Leaving out the pictures, please retype each record exactly.

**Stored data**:
((
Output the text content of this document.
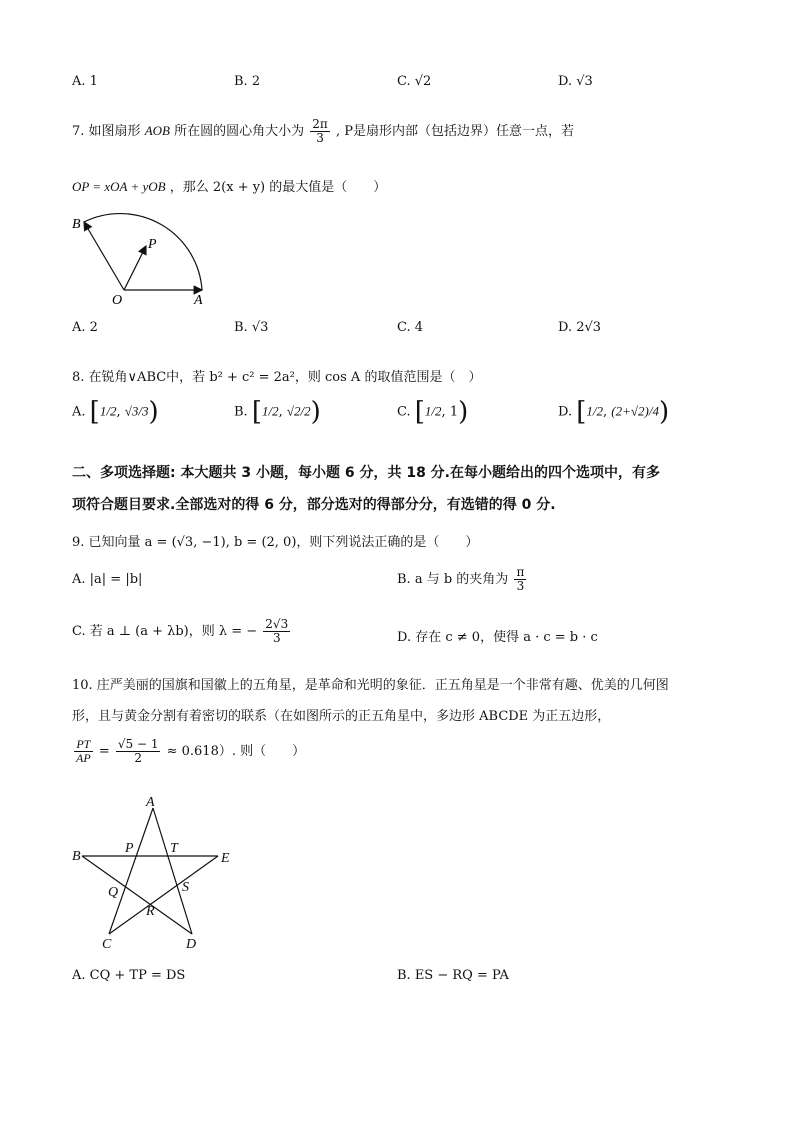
A. 1	B. 2	C. √2	D. √3
7. 如图扇形 AOB 所在圆的圆心角大小为 $\frac{2\pi}{3}$ , P是扇形内部（包括边界）任意一点，若
OP = xOA + yOB ，那么 2(x + y) 的最大值是（　　）
B
P
O	A
A. 2	B. √3	C. 4	D. 2√3
8. 在锐角∨ABC中，若 b² + c² = 2a²，则 cos A 的取值范围是（　）
A. [1/2, √3/3)	B. [1/2, √2/2)	C. [1/2, 1)	D. [1/2, (2+√2)/4)
二、多项选择题: 本大题共 3 小题，每小题 6 分，共 18 分.在每小题给出的四个选项中，有多
项符合题目要求.全部选对的得 6 分，部分选对的得部分分，有选错的得 0 分.
9. 已知向量 a = (√3, −1), b = (2, 0)，则下列说法正确的是（　　）
A. |a| = |b|	B. a 与 b 的夹角为 $\frac{\pi}{3}$
C. 若 a ⊥ (a + λb)，则 λ = − $\frac{2√3}{3}$	D. 存在 c ≠ 0，使得 a · c = b · c
10. 庄严美丽的国旗和国徽上的五角星，是革命和光明的象征．正五角星是一个非常有趣、优美的几何图
形，且与黄金分割有着密切的联系（在如图所示的正五角星中，多边形 ABCDE 为正五边形，
$\frac{PT}{AP} = \frac{√5 - 1}{2} \approx 0.618$）. 则（　　）
A
B
C	D
E
P	T
Q	S
R
A. CQ + TP = DS	B. ES − RQ = PA
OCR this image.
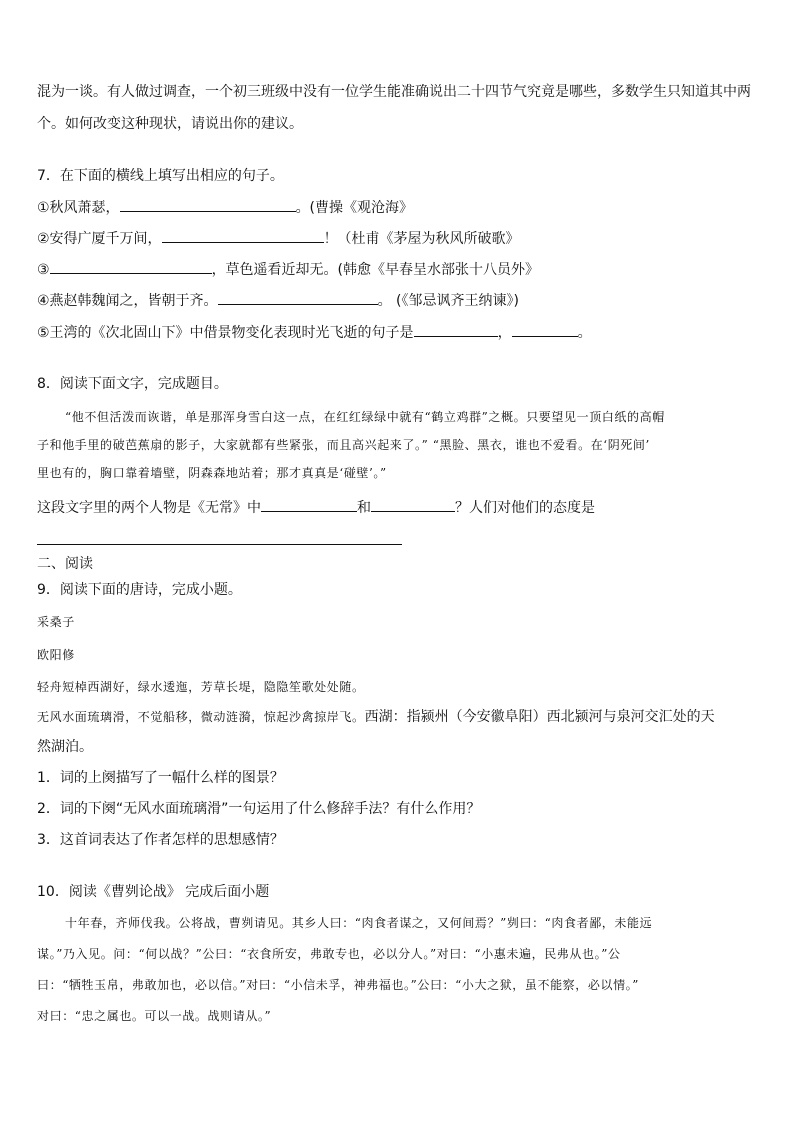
混为一谈。有人做过调查，一个初三班级中没有一位学生能准确说出二十四节气究竟是哪些，多数学生只知道其中两
个。如何改变这种现状，请说出你的建议。
7．在下面的横线上填写出相应的句子。
①秋风萧瑟，	。(曹操《观沧海》
②安得广厦千万间，	！（杜甫《茅屋为秋风所破歌》
③	，草色遥看近却无。(韩愈《早春呈水部张十八员外》
④燕赵韩魏闻之，皆朝于齐。	。 (《邹忌讽齐王纳谏》)
⑤王湾的《次北固山下》中借景物变化表现时光飞逝的句子是	，	。
8．阅读下面文字，完成题目。
“他不但活泼而诙谐，单是那浑身雪白这一点，在红红绿绿中就有“鹤立鸡群”之概。只要望见一顶白纸的高帽
子和他手里的破芭蕉扇的影子，大家就都有些紧张，而且高兴起来了。” “黑脸、黑衣，谁也不爱看。在‘阴死间’
里也有的，胸口靠着墙壁，阴森森地站着；那才真真是‘碰壁’。”
这段文字里的两个人物是《无常》中	和	？人们对他们的态度是
二、阅读
9．阅读下面的唐诗，完成小题。
采桑子
欧阳修
轻舟短棹西湖好，绿水逶迤，芳草长堤，隐隐笙歌处处随。
无风水面琉璃滑，不觉船移，微动涟漪，惊起沙禽掠岸飞。西湖：指颍州（今安徽阜阳）西北颍河与泉河交汇处的天
然湖泊。
1．词的上阕描写了一幅什么样的图景？
2．词的下阕“无风水面琉璃滑”一句运用了什么修辞手法？有什么作用？
3．这首词表达了作者怎样的思想感情？
10．阅读《曹刿论战》 完成后面小题
十年春，齐师伐我。公将战，曹刿请见。其乡人曰：“肉食者谋之，又何间焉？”刿曰：“肉食者鄙，未能远
谋。”乃入见。问：“何以战？”公曰：“衣食所安，弗敢专也，必以分人。”对曰：“小惠未遍，民弗从也。”公
曰：“牺牲玉帛，弗敢加也，必以信。”对曰：“小信未孚，神弗福也。”公曰：“小大之狱，虽不能察，必以情。”
对曰：“忠之属也。可以一战。战则请从。”
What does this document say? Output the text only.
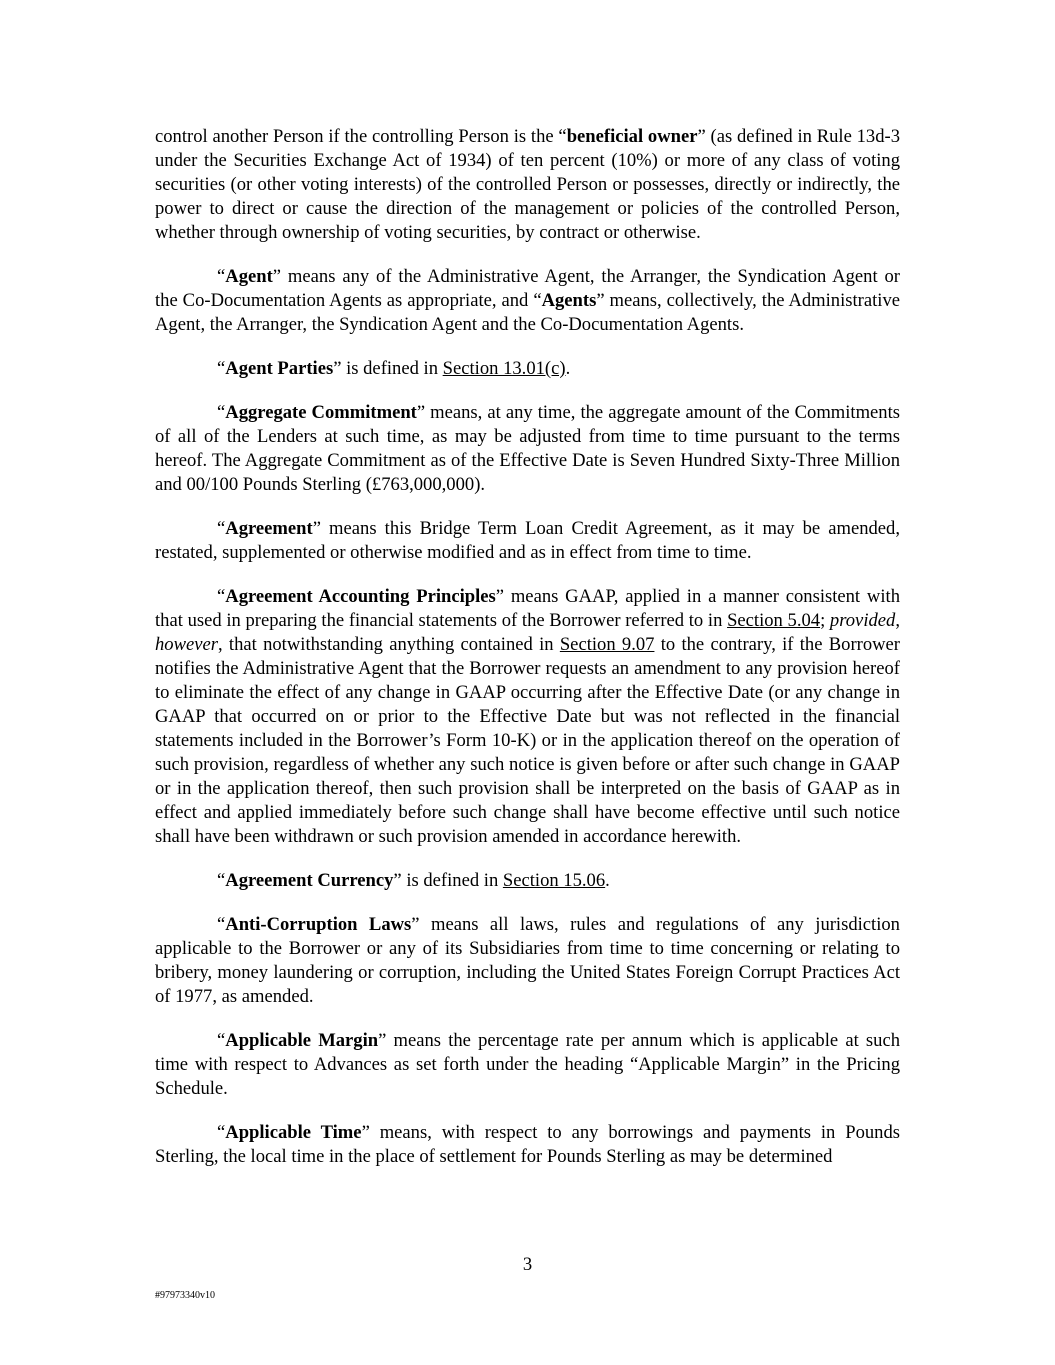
control another Person if the controlling Person is the “beneficial owner” (as defined in Rule 13d-3 under the Securities Exchange Act of 1934) of ten percent (10%) or more of any class of voting securities (or other voting interests) of the controlled Person or possesses, directly or indirectly, the power to direct or cause the direction of the management or policies of the controlled Person, whether through ownership of voting securities, by contract or otherwise.

“Agent” means any of the Administrative Agent, the Arranger, the Syndication Agent or the Co-Documentation Agents as appropriate, and “Agents” means, collectively, the Administrative Agent, the Arranger, the Syndication Agent and the Co-Documentation Agents.

“Agent Parties” is defined in Section 13.01(c).

“Aggregate Commitment” means, at any time, the aggregate amount of the Commitments of all of the Lenders at such time, as may be adjusted from time to time pursuant to the terms hereof. The Aggregate Commitment as of the Effective Date is Seven Hundred Sixty-Three Million and 00/100 Pounds Sterling (£763,000,000).

“Agreement” means this Bridge Term Loan Credit Agreement, as it may be amended, restated, supplemented or otherwise modified and as in effect from time to time.

“Agreement Accounting Principles” means GAAP, applied in a manner consistent with that used in preparing the financial statements of the Borrower referred to in Section 5.04; provided, however, that notwithstanding anything contained in Section 9.07 to the contrary, if the Borrower notifies the Administrative Agent that the Borrower requests an amendment to any provision hereof to eliminate the effect of any change in GAAP occurring after the Effective Date (or any change in GAAP that occurred on or prior to the Effective Date but was not reflected in the financial statements included in the Borrower’s Form 10-K) or in the application thereof on the operation of such provision, regardless of whether any such notice is given before or after such change in GAAP or in the application thereof, then such provision shall be interpreted on the basis of GAAP as in effect and applied immediately before such change shall have become effective until such notice shall have been withdrawn or such provision amended in accordance herewith.

“Agreement Currency” is defined in Section 15.06.

“Anti-Corruption Laws” means all laws, rules and regulations of any jurisdiction applicable to the Borrower or any of its Subsidiaries from time to time concerning or relating to bribery, money laundering or corruption, including the United States Foreign Corrupt Practices Act of 1977, as amended.

“Applicable Margin” means the percentage rate per annum which is applicable at such time with respect to Advances as set forth under the heading “Applicable Margin” in the Pricing Schedule.

“Applicable Time” means, with respect to any borrowings and payments in Pounds Sterling, the local time in the place of settlement for Pounds Sterling as may be determined

3
#97973340v10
))
**THE RESULT**:
Output the text content of this document.
A. 1	B. 2	C. √2	D. √3
7. 如图扇形 AOB 所在圆的圆心角大小为 $\frac{2\pi}{3}$ , P是扇形内部（包括边界）任意一点，若
OP = xOA + yOB ，那么 2(x + y) 的最大值是（　　）
B
P
O	A
A. 2	B. √3	C. 4	D. 2√3
8. 在锐角∨ABC中，若 b² + c² = 2a²，则 cos A 的取值范围是（　）
A. [1/2, √3/3)	B. [1/2, √2/2)	C. [1/2, 1)	D. [1/2, (2+√2)/4)
二、多项选择题: 本大题共 3 小题，每小题 6 分，共 18 分.在每小题给出的四个选项中，有多
项符合题目要求.全部选对的得 6 分，部分选对的得部分分，有选错的得 0 分.
9. 已知向量 a = (√3, −1), b = (2, 0)，则下列说法正确的是（　　）
A. |a| = |b|	B. a 与 b 的夹角为 $\frac{\pi}{3}$
C. 若 a ⊥ (a + λb)，则 λ = − $\frac{2√3}{3}$	D. 存在 c ≠ 0，使得 a · c = b · c
10. 庄严美丽的国旗和国徽上的五角星，是革命和光明的象征．正五角星是一个非常有趣、优美的几何图
形，且与黄金分割有着密切的联系（在如图所示的正五角星中，多边形 ABCDE 为正五边形，
$\frac{PT}{AP} = \frac{√5 - 1}{2} \approx 0.618$）. 则（　　）
A
B
C	D
E
P	T
Q	S
R
A. CQ + TP = DS	B. ES − RQ = PA
OCR this image.
混为一谈。有人做过调查，一个初三班级中没有一位学生能准确说出二十四节气究竟是哪些，多数学生只知道其中两
个。如何改变这种现状，请说出你的建议。
7．在下面的横线上填写出相应的句子。
①秋风萧瑟，	。(曹操《观沧海》
②安得广厦千万间，	！（杜甫《茅屋为秋风所破歌》
③	，草色遥看近却无。(韩愈《早春呈水部张十八员外》
④燕赵韩魏闻之，皆朝于齐。	。 (《邹忌讽齐王纳谏》)
⑤王湾的《次北固山下》中借景物变化表现时光飞逝的句子是	，	。
8．阅读下面文字，完成题目。
“他不但活泼而诙谐，单是那浑身雪白这一点，在红红绿绿中就有“鹤立鸡群”之概。只要望见一顶白纸的高帽
子和他手里的破芭蕉扇的影子，大家就都有些紧张，而且高兴起来了。” “黑脸、黑衣，谁也不爱看。在‘阴死间’
里也有的，胸口靠着墙壁，阴森森地站着；那才真真是‘碰壁’。”
这段文字里的两个人物是《无常》中	和	？人们对他们的态度是
二、阅读
9．阅读下面的唐诗，完成小题。
采桑子
欧阳修
轻舟短棹西湖好，绿水逶迤，芳草长堤，隐隐笙歌处处随。
无风水面琉璃滑，不觉船移，微动涟漪，惊起沙禽掠岸飞。西湖：指颍州（今安徽阜阳）西北颍河与泉河交汇处的天
然湖泊。
1．词的上阕描写了一幅什么样的图景？
2．词的下阕“无风水面琉璃滑”一句运用了什么修辞手法？有什么作用？
3．这首词表达了作者怎样的思想感情？
10．阅读《曹刿论战》 完成后面小题
十年春，齐师伐我。公将战，曹刿请见。其乡人曰：“肉食者谋之，又何间焉？”刿曰：“肉食者鄙，未能远
谋。”乃入见。问：“何以战？”公曰：“衣食所安，弗敢专也，必以分人。”对曰：“小惠未遍，民弗从也。”公
曰：“牺牲玉帛，弗敢加也，必以信。”对曰：“小信未孚，神弗福也。”公曰：“小大之狱，虽不能察，必以情。”
对曰：“忠之属也。可以一战。战则请从。”
What does this document say? Output the text only.
control another Person if the controlling Person is the “beneficial owner” (as defined in Rule 13d-3 under the Securities Exchange Act of 1934) of ten percent (10%) or more of any class of voting securities (or other voting interests) of the controlled Person or possesses, directly or indirectly, the power to direct or cause the direction of the management or policies of the controlled Person, whether through ownership of voting securities, by contract or otherwise.

“Agent” means any of the Administrative Agent, the Arranger, the Syndication Agent or the Co-Documentation Agents as appropriate, and “Agents” means, collectively, the Administrative Agent, the Arranger, the Syndication Agent and the Co-Documentation Agents.

“Agent Parties” is defined in Section 13.01(c).

“Aggregate Commitment” means, at any time, the aggregate amount of the Commitments of all of the Lenders at such time, as may be adjusted from time to time pursuant to the terms hereof. The Aggregate Commitment as of the Effective Date is Seven Hundred Sixty-Three Million and 00/100 Pounds Sterling (£763,000,000).

“Agreement” means this Bridge Term Loan Credit Agreement, as it may be amended, restated, supplemented or otherwise modified and as in effect from time to time.

“Agreement Accounting Principles” means GAAP, applied in a manner consistent with that used in preparing the financial statements of the Borrower referred to in Section 5.04; provided, however, that notwithstanding anything contained in Section 9.07 to the contrary, if the Borrower notifies the Administrative Agent that the Borrower requests an amendment to any provision hereof to eliminate the effect of any change in GAAP occurring after the Effective Date (or any change in GAAP that occurred on or prior to the Effective Date but was not reflected in the financial statements included in the Borrower’s Form 10-K) or in the application thereof on the operation of such provision, regardless of whether any such notice is given before or after such change in GAAP or in the application thereof, then such provision shall be interpreted on the basis of GAAP as in effect and applied immediately before such change shall have become effective until such notice shall have been withdrawn or such provision amended in accordance herewith.

“Agreement Currency” is defined in Section 15.06.

“Anti-Corruption Laws” means all laws, rules and regulations of any jurisdiction applicable to the Borrower or any of its Subsidiaries from time to time concerning or relating to bribery, money laundering or corruption, including the United States Foreign Corrupt Practices Act of 1977, as amended.

“Applicable Margin” means the percentage rate per annum which is applicable at such time with respect to Advances as set forth under the heading “Applicable Margin” in the Pricing Schedule.

“Applicable Time” means, with respect to any borrowings and payments in Pounds Sterling, the local time in the place of settlement for Pounds Sterling as may be determined

3
#97973340v10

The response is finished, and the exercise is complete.